---------- GIVEN RECORDS ----------

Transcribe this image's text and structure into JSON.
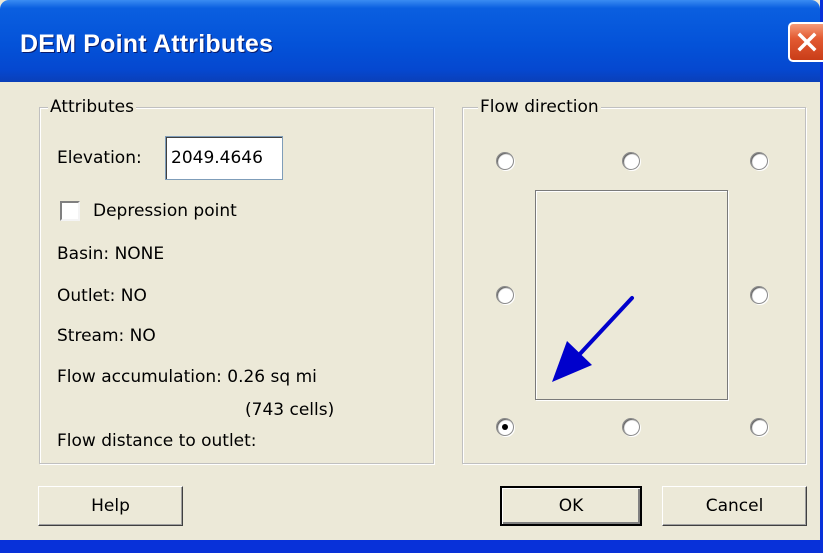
{
  "window": {
    "title": "DEM Point Attributes"
  },
  "attributes": {
    "group_label": "Attributes",
    "elevation_label": "Elevation:",
    "elevation_value": "2049.4646",
    "depression_point_label": "Depression point",
    "depression_point_checked": false,
    "basin": "Basin:  NONE",
    "outlet": "Outlet:  NO",
    "stream": "Stream:  NO",
    "flow_accumulation": "Flow accumulation:  0.26 sq mi",
    "flow_cells": "(743 cells)",
    "flow_distance": "Flow distance to outlet:"
  },
  "flow_direction": {
    "group_label": "Flow direction",
    "selected": "southwest",
    "options": [
      "northwest",
      "north",
      "northeast",
      "west",
      "east",
      "southwest",
      "south",
      "southeast"
    ],
    "arrow_color": "#0000cc"
  },
  "buttons": {
    "help": "Help",
    "ok": "OK",
    "cancel": "Cancel"
  },
  "colors": {
    "titlebar": "#0452d8",
    "dialog_bg": "#ece9d8",
    "close_button": "#e35a32"
  }
}
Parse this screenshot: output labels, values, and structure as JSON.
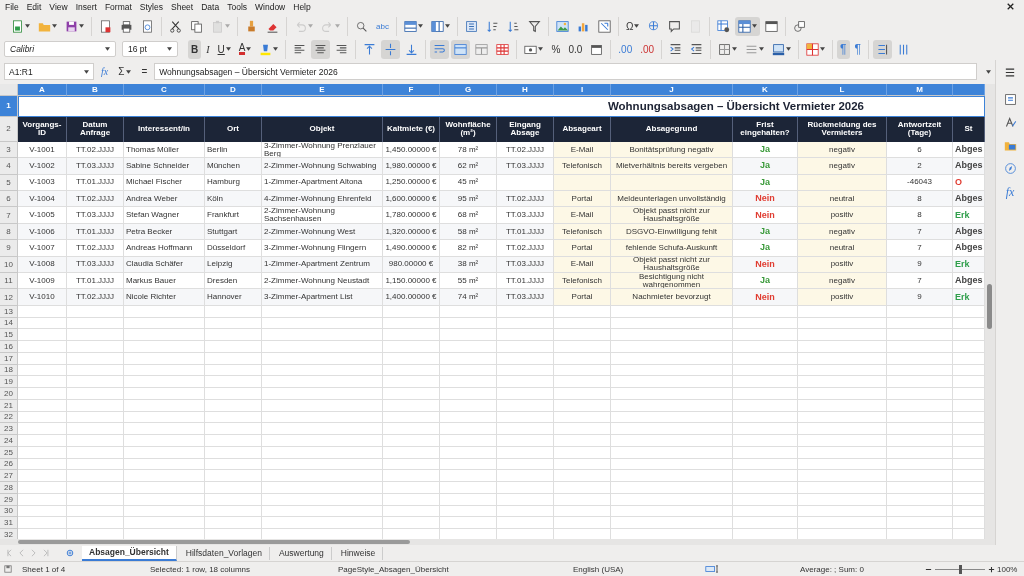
{
  "menu": [
    "File",
    "Edit",
    "View",
    "Insert",
    "Format",
    "Styles",
    "Sheet",
    "Data",
    "Tools",
    "Window",
    "Help"
  ],
  "toolbar_1": [
    [
      {
        "kind": "new",
        "dropdown": true,
        "pressed": false,
        "disabled": false
      },
      {
        "kind": "open",
        "dropdown": true,
        "pressed": false,
        "disabled": false
      },
      {
        "kind": "save",
        "dropdown": true,
        "pressed": false,
        "disabled": false
      }
    ],
    [
      {
        "kind": "pdf",
        "dropdown": false,
        "pressed": false,
        "disabled": false
      },
      {
        "kind": "print",
        "dropdown": false,
        "pressed": false,
        "disabled": false
      },
      {
        "kind": "preview",
        "dropdown": false,
        "pressed": false,
        "disabled": false
      }
    ],
    [
      {
        "kind": "cut",
        "dropdown": false,
        "pressed": false,
        "disabled": false
      },
      {
        "kind": "copy",
        "dropdown": false,
        "pressed": false,
        "disabled": false
      },
      {
        "kind": "paste",
        "dropdown": true,
        "pressed": false,
        "disabled": true
      }
    ],
    [
      {
        "kind": "clone",
        "dropdown": false,
        "pressed": false,
        "disabled": false
      },
      {
        "kind": "clearformat",
        "dropdown": false,
        "pressed": false,
        "disabled": false
      }
    ],
    [
      {
        "kind": "undo",
        "dropdown": true,
        "pressed": false,
        "disabled": true
      },
      {
        "kind": "redo",
        "dropdown": true,
        "pressed": false,
        "disabled": true
      }
    ],
    [
      {
        "kind": "find",
        "dropdown": false,
        "pressed": false,
        "disabled": false
      },
      {
        "kind": "spelling",
        "label": "abc",
        "dropdown": false,
        "pressed": false,
        "disabled": false
      }
    ],
    [
      {
        "kind": "row",
        "dropdown": true,
        "pressed": false,
        "disabled": false
      },
      {
        "kind": "column",
        "dropdown": true,
        "pressed": false,
        "disabled": false
      }
    ],
    [
      {
        "kind": "sort",
        "dropdown": false,
        "pressed": false,
        "disabled": false
      },
      {
        "kind": "sortasc",
        "dropdown": false,
        "pressed": false,
        "disabled": false
      },
      {
        "kind": "sortdesc",
        "dropdown": false,
        "pressed": false,
        "disabled": false
      },
      {
        "kind": "filter",
        "dropdown": false,
        "pressed": false,
        "disabled": false
      }
    ],
    [
      {
        "kind": "image",
        "dropdown": false,
        "pressed": false,
        "disabled": false
      },
      {
        "kind": "chart",
        "dropdown": false,
        "pressed": false,
        "disabled": false
      },
      {
        "kind": "pivot",
        "dropdown": false,
        "pressed": false,
        "disabled": false
      }
    ],
    [
      {
        "kind": "special",
        "label": "Ω",
        "dropdown": true,
        "pressed": false,
        "disabled": false
      },
      {
        "kind": "hyperlink",
        "dropdown": false,
        "pressed": false,
        "disabled": false
      },
      {
        "kind": "comment",
        "dropdown": false,
        "pressed": false,
        "disabled": false
      },
      {
        "kind": "headerfooter",
        "dropdown": false,
        "pressed": false,
        "disabled": true
      }
    ],
    [
      {
        "kind": "printarea",
        "dropdown": false,
        "pressed": false,
        "disabled": false
      },
      {
        "kind": "freeze",
        "dropdown": true,
        "pressed": true,
        "disabled": false
      },
      {
        "kind": "split",
        "dropdown": false,
        "pressed": false,
        "disabled": false
      }
    ],
    [
      {
        "kind": "shapes",
        "dropdown": false,
        "pressed": false,
        "disabled": false
      }
    ]
  ],
  "font_box": {
    "value": "Calibri"
  },
  "size_box": {
    "value": "16 pt"
  },
  "toolbar_2": [
    [
      {
        "kind": "bold",
        "label": "B",
        "dropdown": false,
        "pressed": true,
        "disabled": false
      },
      {
        "kind": "italic",
        "label": "I",
        "dropdown": false,
        "pressed": false,
        "disabled": false
      },
      {
        "kind": "underline",
        "label": "U",
        "dropdown": true,
        "pressed": false,
        "disabled": false
      },
      {
        "kind": "fontcolor",
        "label": "A",
        "dropdown": true,
        "pressed": false,
        "disabled": false
      },
      {
        "kind": "highlight",
        "dropdown": true,
        "pressed": false,
        "disabled": false
      }
    ],
    [
      {
        "kind": "alignleft",
        "dropdown": false,
        "pressed": false,
        "disabled": false
      },
      {
        "kind": "aligncenter",
        "dropdown": false,
        "pressed": true,
        "disabled": false
      },
      {
        "kind": "alignright",
        "dropdown": false,
        "pressed": false,
        "disabled": false
      }
    ],
    [
      {
        "kind": "aligntop",
        "dropdown": false,
        "pressed": false,
        "disabled": false
      },
      {
        "kind": "alignmiddle",
        "dropdown": false,
        "pressed": true,
        "disabled": false
      },
      {
        "kind": "alignbottom",
        "dropdown": false,
        "pressed": false,
        "disabled": false
      }
    ],
    [
      {
        "kind": "wrap",
        "dropdown": false,
        "pressed": true,
        "disabled": false
      },
      {
        "kind": "merge",
        "dropdown": false,
        "pressed": true,
        "disabled": false
      },
      {
        "kind": "mergeoff",
        "dropdown": false,
        "pressed": false,
        "disabled": false
      },
      {
        "kind": "unmerge",
        "dropdown": false,
        "pressed": false,
        "disabled": false
      }
    ],
    [
      {
        "kind": "currency",
        "dropdown": true,
        "pressed": false,
        "disabled": false
      },
      {
        "kind": "percent",
        "label": "%",
        "dropdown": false,
        "pressed": false,
        "disabled": false
      },
      {
        "kind": "number",
        "label": "0.0",
        "dropdown": false,
        "pressed": false,
        "disabled": false
      },
      {
        "kind": "date",
        "dropdown": false,
        "pressed": false,
        "disabled": false
      }
    ],
    [
      {
        "kind": "adddecimal",
        "label": ".00",
        "dropdown": false,
        "pressed": false,
        "disabled": false
      },
      {
        "kind": "deldecimal",
        "label": ".00",
        "dropdown": false,
        "pressed": false,
        "disabled": false
      }
    ],
    [
      {
        "kind": "indent",
        "dropdown": false,
        "pressed": false,
        "disabled": false
      },
      {
        "kind": "outdent",
        "dropdown": false,
        "pressed": false,
        "disabled": false
      }
    ],
    [
      {
        "kind": "borders",
        "dropdown": true,
        "pressed": false,
        "disabled": false
      },
      {
        "kind": "borderstyle",
        "dropdown": true,
        "pressed": false,
        "disabled": false
      },
      {
        "kind": "bordercolor",
        "dropdown": true,
        "pressed": false,
        "disabled": false
      }
    ],
    [
      {
        "kind": "conditional",
        "dropdown": true,
        "pressed": false,
        "disabled": false
      }
    ],
    [
      {
        "kind": "ltr",
        "label": "¶",
        "dropdown": false,
        "pressed": true,
        "disabled": false
      },
      {
        "kind": "rtl",
        "label": "¶",
        "dropdown": false,
        "pressed": false,
        "disabled": false
      }
    ],
    [
      {
        "kind": "textvertical",
        "dropdown": false,
        "pressed": true,
        "disabled": false
      },
      {
        "kind": "stacked",
        "dropdown": false,
        "pressed": false,
        "disabled": false
      }
    ]
  ],
  "formula_bar": {
    "cell_reference": "A1:R1",
    "wizard_label": "fx",
    "sum_label": "Σ",
    "equals_label": "=",
    "content": "Wohnungsabsagen – Übersicht Vermieter 2026"
  },
  "sidebar": [
    {
      "kind": "properties"
    },
    {
      "kind": "styles"
    },
    {
      "kind": "gallery"
    },
    {
      "kind": "navigator"
    },
    {
      "kind": "functions",
      "label": "fx"
    }
  ],
  "sheet": {
    "columns": [
      {
        "letter": "A",
        "heading": "Vorgangs-ID",
        "selected": true,
        "highlight": false
      },
      {
        "letter": "B",
        "heading": "Datum Anfrage",
        "selected": true,
        "highlight": false
      },
      {
        "letter": "C",
        "heading": "Interessent/in",
        "selected": true,
        "highlight": false
      },
      {
        "letter": "D",
        "heading": "Ort",
        "selected": true,
        "highlight": false
      },
      {
        "letter": "E",
        "heading": "Objekt",
        "selected": true,
        "highlight": false
      },
      {
        "letter": "F",
        "heading": "Kaltmiete (€)",
        "selected": true,
        "highlight": false
      },
      {
        "letter": "G",
        "heading": "Wohnfläche (m²)",
        "selected": true,
        "highlight": false
      },
      {
        "letter": "H",
        "heading": "Eingang Absage",
        "selected": true,
        "highlight": false
      },
      {
        "letter": "I",
        "heading": "Absageart",
        "selected": true,
        "highlight": true
      },
      {
        "letter": "J",
        "heading": "Absagegrund",
        "selected": true,
        "highlight": true
      },
      {
        "letter": "K",
        "heading": "Frist eingehalten?",
        "selected": true,
        "highlight": false
      },
      {
        "letter": "L",
        "heading": "Rückmeldung des Vermieters",
        "selected": true,
        "highlight": true
      },
      {
        "letter": "M",
        "heading": "Antwortzeit (Tage)",
        "selected": true,
        "highlight": false
      },
      {
        "heading": "St",
        "selected": true,
        "highlight": false
      }
    ],
    "title_row": {
      "number": "1",
      "selected": true,
      "title": "Wohnungsabsagen – Übersicht Vermieter 2026"
    },
    "header_row": {
      "number": "2"
    },
    "rows": [
      {
        "number": "3",
        "cells": [
          "V-1001",
          "TT.02.JJJJ",
          "Thomas Müller",
          "Berlin",
          "3-Zimmer-Wohnung Prenzlauer Berg",
          "1,450.00000 €",
          "78 m²",
          "TT.02.JJJJ",
          "E-Mail",
          "Bonitätsprüfung negativ",
          {
            "text": "Ja",
            "color": "#3a9a3a"
          },
          "negativ",
          "6",
          {
            "text": "Abges",
            "color": "#444444"
          }
        ]
      },
      {
        "number": "4",
        "cells": [
          "V-1002",
          "TT.03.JJJJ",
          "Sabine Schneider",
          "München",
          "2-Zimmer-Wohnung Schwabing",
          "1,980.00000 €",
          "62 m²",
          "TT.03.JJJJ",
          "Telefonisch",
          "Mietverhältnis bereits vergeben",
          {
            "text": "Ja",
            "color": "#3a9a3a"
          },
          "negativ",
          "2",
          {
            "text": "Abges",
            "color": "#444444"
          }
        ]
      },
      {
        "number": "5",
        "cells": [
          "V-1003",
          "TT.01.JJJJ",
          "Michael Fischer",
          "Hamburg",
          "1-Zimmer-Apartment Altona",
          "1,250.00000 €",
          "45 m²",
          null,
          null,
          null,
          {
            "text": "Ja",
            "color": "#3a9a3a"
          },
          null,
          "-46043",
          {
            "text": "O",
            "color": "#e03c31"
          }
        ]
      },
      {
        "number": "6",
        "cells": [
          "V-1004",
          "TT.02.JJJJ",
          "Andrea Weber",
          "Köln",
          "4-Zimmer-Wohnung Ehrenfeld",
          "1,600.00000 €",
          "95 m²",
          "TT.02.JJJJ",
          "Portal",
          "Meldeunterlagen unvollständig",
          {
            "text": "Nein",
            "color": "#e03c31"
          },
          "neutral",
          "8",
          {
            "text": "Abges",
            "color": "#444444"
          }
        ]
      },
      {
        "number": "7",
        "cells": [
          "V-1005",
          "TT.03.JJJJ",
          "Stefan Wagner",
          "Frankfurt",
          "2-Zimmer-Wohnung Sachsenhausen",
          "1,780.00000 €",
          "68 m²",
          "TT.03.JJJJ",
          "E-Mail",
          "Objekt passt nicht zur Haushaltsgröße",
          {
            "text": "Nein",
            "color": "#e03c31"
          },
          "positiv",
          "8",
          {
            "text": "Erk",
            "color": "#2e9e4a"
          }
        ]
      },
      {
        "number": "8",
        "cells": [
          "V-1006",
          "TT.01.JJJJ",
          "Petra Becker",
          "Stuttgart",
          "2-Zimmer-Wohnung West",
          "1,320.00000 €",
          "58 m²",
          "TT.01.JJJJ",
          "Telefonisch",
          "DSGVO-Einwilligung fehlt",
          {
            "text": "Ja",
            "color": "#3a9a3a"
          },
          "negativ",
          "7",
          {
            "text": "Abges",
            "color": "#444444"
          }
        ]
      },
      {
        "number": "9",
        "cells": [
          "V-1007",
          "TT.02.JJJJ",
          "Andreas Hoffmann",
          "Düsseldorf",
          "3-Zimmer-Wohnung Flingern",
          "1,490.00000 €",
          "82 m²",
          "TT.02.JJJJ",
          "Portal",
          "fehlende Schufa-Auskunft",
          {
            "text": "Ja",
            "color": "#3a9a3a"
          },
          "neutral",
          "7",
          {
            "text": "Abges",
            "color": "#444444"
          }
        ]
      },
      {
        "number": "10",
        "cells": [
          "V-1008",
          "TT.03.JJJJ",
          "Claudia Schäfer",
          "Leipzig",
          "1-Zimmer-Apartment Zentrum",
          "980.00000 €",
          "38 m²",
          "TT.03.JJJJ",
          "E-Mail",
          "Objekt passt nicht zur Haushaltsgröße",
          {
            "text": "Nein",
            "color": "#e03c31"
          },
          "positiv",
          "9",
          {
            "text": "Erk",
            "color": "#2e9e4a"
          }
        ]
      },
      {
        "number": "11",
        "cells": [
          "V-1009",
          "TT.01.JJJJ",
          "Markus Bauer",
          "Dresden",
          "2-Zimmer-Wohnung Neustadt",
          "1,150.00000 €",
          "55 m²",
          "TT.01.JJJJ",
          "Telefonisch",
          "Besichtigung nicht wahrgenommen",
          {
            "text": "Ja",
            "color": "#3a9a3a"
          },
          "negativ",
          "7",
          {
            "text": "Abges",
            "color": "#444444"
          }
        ]
      },
      {
        "number": "12",
        "cells": [
          "V-1010",
          "TT.02.JJJJ",
          "Nicole Richter",
          "Hannover",
          "3-Zimmer-Apartment List",
          "1,400.00000 €",
          "74 m²",
          "TT.03.JJJJ",
          "Portal",
          "Nachmieter bevorzugt",
          {
            "text": "Nein",
            "color": "#e03c31"
          },
          "positiv",
          "9",
          {
            "text": "Erk",
            "color": "#2e9e4a"
          }
        ]
      }
    ],
    "empty_rows": [
      "13",
      "14",
      "15",
      "16",
      "17",
      "18",
      "19",
      "20",
      "21",
      "22",
      "23",
      "24",
      "25",
      "26",
      "27",
      "28",
      "29",
      "30",
      "31",
      "32"
    ]
  },
  "sheet_tabs": [
    {
      "label": "Absagen_Übersicht",
      "selected": true
    },
    {
      "label": "Hilfsdaten_Vorlagen",
      "selected": false
    },
    {
      "label": "Auswertung",
      "selected": false
    },
    {
      "label": "Hinweise",
      "selected": false
    }
  ],
  "status_bar": {
    "sheet": "Sheet 1 of 4",
    "selection": "Selected: 1 row, 18 columns",
    "page_style": "PageStyle_Absagen_Übersicht",
    "language": "English (USA)",
    "summary": "Average: ; Sum: 0",
    "zoom": {
      "level": 0.5
    },
    "zoom_value": "100%"
  }
}
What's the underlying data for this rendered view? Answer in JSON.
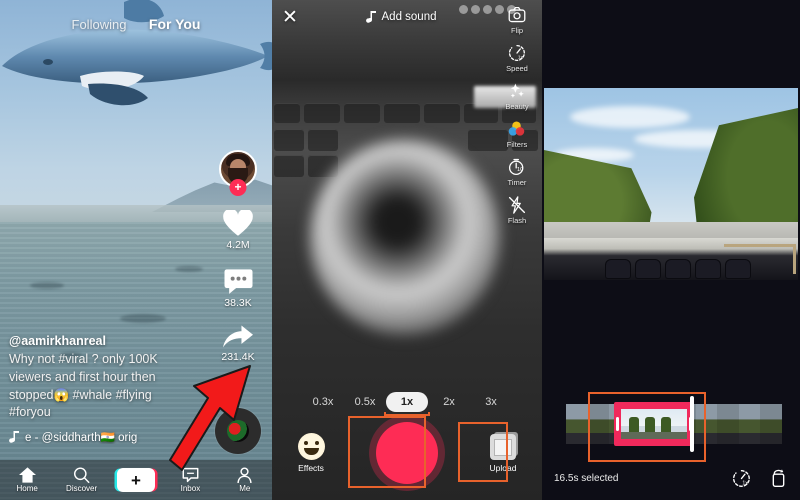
{
  "panel1": {
    "name": "tiktok-feed-screen",
    "tabs": [
      {
        "label": "Following",
        "active": false
      },
      {
        "label": "For You",
        "active": true
      }
    ],
    "actions": [
      {
        "icon": "heart-icon",
        "count": "4.2M"
      },
      {
        "icon": "comment-icon",
        "count": "38.3K"
      },
      {
        "icon": "share-icon",
        "count": "231.4K"
      }
    ],
    "follow_badge": "+",
    "caption": {
      "username": "@aamirkhanreal",
      "line1": "Why not #viral ? only 100K",
      "line2": "viewers and first hour then",
      "line3": "stopped😱 #whale #flying",
      "line4": "#foryou",
      "music": "e - @siddharth🇮🇳    orig"
    },
    "navbar": [
      {
        "label": "Home",
        "icon": "home-icon"
      },
      {
        "label": "Discover",
        "icon": "search-icon"
      },
      {
        "label": "",
        "icon": "plus-create-icon"
      },
      {
        "label": "Inbox",
        "icon": "inbox-icon"
      },
      {
        "label": "Me",
        "icon": "person-icon"
      }
    ],
    "create_button_label": "+"
  },
  "panel2": {
    "name": "tiktok-camera-screen",
    "close_label": "✕",
    "add_sound_label": "Add sound",
    "tools": [
      {
        "label": "Flip",
        "icon": "flip-camera-icon"
      },
      {
        "label": "Speed",
        "icon": "speed-icon"
      },
      {
        "label": "Beauty",
        "icon": "beauty-sparkle-icon"
      },
      {
        "label": "Filters",
        "icon": "filters-icon"
      },
      {
        "label": "Timer",
        "icon": "timer-icon"
      },
      {
        "label": "Flash",
        "icon": "flash-off-icon"
      }
    ],
    "zoom_levels": [
      {
        "label": "0.3x",
        "selected": false
      },
      {
        "label": "0.5x",
        "selected": false
      },
      {
        "label": "1x",
        "selected": true
      },
      {
        "label": "2x",
        "selected": false
      },
      {
        "label": "3x",
        "selected": false
      }
    ],
    "effects_label": "Effects",
    "upload_label": "Upload",
    "record_button": "record-button",
    "highlight_color": "#e8622c"
  },
  "panel3": {
    "name": "tiktok-trim-screen",
    "selected_duration_label": "16.5s selected",
    "bottom_icons": [
      {
        "icon": "speed-icon"
      },
      {
        "icon": "rotate-icon"
      }
    ],
    "trim_handles": 2,
    "highlight_color": "#e8622c",
    "selection_color": "#f0295c"
  },
  "annotation": {
    "arrow_color": "#f21a1a",
    "arrow_target": "create-plus-button"
  }
}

----------

Using the records above, list each line that includes "structure".

Transcribe this image's text and structure into JSON.
Parse this screenshot: output labels, values, and structure as JSON.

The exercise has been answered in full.